# [To be done]
Search the records below for the word "讲好中国故事" and show every line where it occurs.

# [Task material]
--------
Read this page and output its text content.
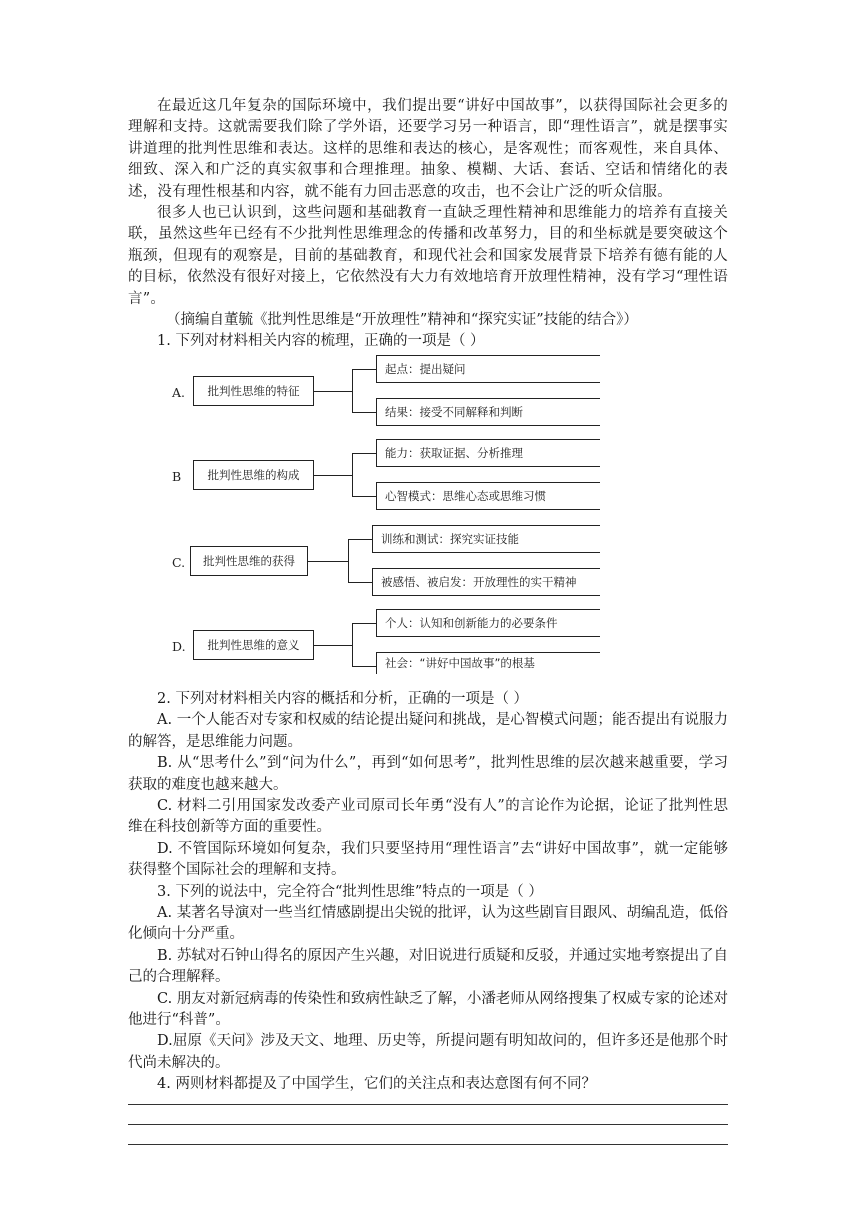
在最近这几年复杂的国际环境中，我们提出要“讲好中国故事”，以获得国际社会更多的理解和支持。这就需要我们除了学外语，还要学习另一种语言，即“理性语言”，就是摆事实讲道理的批判性思维和表达。这样的思维和表达的核心，是客观性；而客观性，来自具体、细致、深入和广泛的真实叙事和合理推理。抽象、模糊、大话、套话、空话和情绪化的表述，没有理性根基和内容，就不能有力回击恶意的攻击，也不会让广泛的听众信服。

很多人也已认识到，这些问题和基础教育一直缺乏理性精神和思维能力的培养有直接关联，虽然这些年已经有不少批判性思维理念的传播和改革努力，目的和坐标就是要突破这个瓶颈，但现有的观察是，目前的基础教育，和现代社会和国家发展背景下培养有德有能的人的目标，依然没有很好对接上，它依然没有大力有效地培育开放理性精神，没有学习“理性语言”。

（摘编自董毓《批判性思维是“开放理性”精神和“探究实证”技能的结合》）

1. 下列对材料相关内容的梳理，正确的一项是（ ）

A.	批判性思维的特征
起点：提出疑问
结果：接受不同解释和判断
B	批判性思维的构成
能力：获取证据、分析推理
心智模式：思维心态或思维习惯
C.	批判性思维的获得
训练和测试：探究实证技能
被感悟、被启发：开放理性的实干精神
D.	批判性思维的意义
个人：认知和创新能力的必要条件
社会：“讲好中国故事”的根基

2. 下列对材料相关内容的概括和分析，正确的一项是（ ）

A. 一个人能否对专家和权威的结论提出疑问和挑战，是心智模式问题；能否提出有说服力的解答，是思维能力问题。

B. 从“思考什么”到“问为什么”，再到“如何思考”，批判性思维的层次越来越重要，学习获取的难度也越来越大。

C. 材料二引用国家发改委产业司原司长年勇“没有人”的言论作为论据，论证了批判性思维在科技创新等方面的重要性。

D. 不管国际环境如何复杂，我们只要坚持用“理性语言”去“讲好中国故事”，就一定能够获得整个国际社会的理解和支持。

3. 下列的说法中，完全符合“批判性思维”特点的一项是（ ）

A. 某著名导演对一些当红情感剧提出尖锐的批评，认为这些剧盲目跟风、胡编乱造，低俗化倾向十分严重。

B. 苏轼对石钟山得名的原因产生兴趣，对旧说进行质疑和反驳，并通过实地考察提出了自己的合理解释。

C. 朋友对新冠病毒的传染性和致病性缺乏了解，小潘老师从网络搜集了权威专家的论述对他进行“科普”。

D.屈原《天问》涉及天文、地理、历史等，所提问题有明知故问的，但许多还是他那个时代尚未解决的。

4. 两则材料都提及了中国学生，它们的关注点和表达意图有何不同？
--------
# [Answer to the task]
在最近这几年复杂的国际环境中，我们提出要“讲好中国故事”，以获得国际社会更多的理解和支持。这就需要我们除了学外语，还要学习另一种语言，即“理性语言”，就是摆事实讲道理的批判性思维和表达。这样的思维和表达的核心，是客观性；而客观性，来自具体、细致、深入和广泛的真实叙事和合理推理。抽象、模糊、大话、套话、空话和情绪化的表述，没有理性根基和内容，就不能有力回击恶意的攻击，也不会让广泛的听众信服。
社会：“讲好中国故事”的根基
D. 不管国际环境如何复杂，我们只要坚持用“理性语言”去“讲好中国故事”，就一定能够获得整个国际社会的理解和支持。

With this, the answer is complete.